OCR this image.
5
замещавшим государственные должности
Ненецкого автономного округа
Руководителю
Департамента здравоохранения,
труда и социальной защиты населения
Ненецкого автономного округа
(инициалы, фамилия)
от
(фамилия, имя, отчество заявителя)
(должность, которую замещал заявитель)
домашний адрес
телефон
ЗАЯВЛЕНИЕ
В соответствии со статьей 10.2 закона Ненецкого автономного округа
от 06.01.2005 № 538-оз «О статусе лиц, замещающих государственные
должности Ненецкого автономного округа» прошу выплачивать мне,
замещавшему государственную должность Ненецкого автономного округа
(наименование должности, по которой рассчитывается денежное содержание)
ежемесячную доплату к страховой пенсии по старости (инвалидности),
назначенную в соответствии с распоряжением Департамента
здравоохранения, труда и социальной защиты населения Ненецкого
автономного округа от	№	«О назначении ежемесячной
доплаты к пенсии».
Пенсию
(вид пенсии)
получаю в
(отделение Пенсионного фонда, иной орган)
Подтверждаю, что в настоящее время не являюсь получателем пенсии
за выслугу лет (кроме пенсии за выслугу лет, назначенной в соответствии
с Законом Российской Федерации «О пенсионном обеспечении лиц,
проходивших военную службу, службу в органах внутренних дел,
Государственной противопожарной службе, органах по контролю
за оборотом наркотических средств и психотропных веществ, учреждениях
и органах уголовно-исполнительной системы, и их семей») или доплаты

*YOUR TASK*:
Return all of the entries word for word.

*COMPLETE OUTPUT*:
OCR this image.
5
замещавшим государственные должности
Ненецкого автономного округа
Руководителю
Департамента здравоохранения,
труда и социальной защиты населения
Ненецкого автономного округа
(инициалы, фамилия)
от
(фамилия, имя, отчество заявителя)
(должность, которую замещал заявитель)
домашний адрес
телефон
ЗАЯВЛЕНИЕ
В соответствии со статьей 10.2 закона Ненецкого автономного округа
от 06.01.2005 № 538-оз «О статусе лиц, замещающих государственные
должности Ненецкого автономного округа» прошу выплачивать мне,
замещавшему государственную должность Ненецкого автономного округа
(наименование должности, по которой рассчитывается денежное содержание)
ежемесячную доплату к страховой пенсии по старости (инвалидности),
назначенную в соответствии с распоряжением Департамента
здравоохранения, труда и социальной защиты населения Ненецкого
автономного округа от	№	«О назначении ежемесячной
доплаты к пенсии».
Пенсию
(вид пенсии)
получаю в
(отделение Пенсионного фонда, иной орган)
Подтверждаю, что в настоящее время не являюсь получателем пенсии
за выслугу лет (кроме пенсии за выслугу лет, назначенной в соответствии
с Законом Российской Федерации «О пенсионном обеспечении лиц,
проходивших военную службу, службу в органах внутренних дел,
Государственной противопожарной службе, органах по контролю
за оборотом наркотических средств и психотропных веществ, учреждениях
и органах уголовно-исполнительной системы, и их семей») или доплаты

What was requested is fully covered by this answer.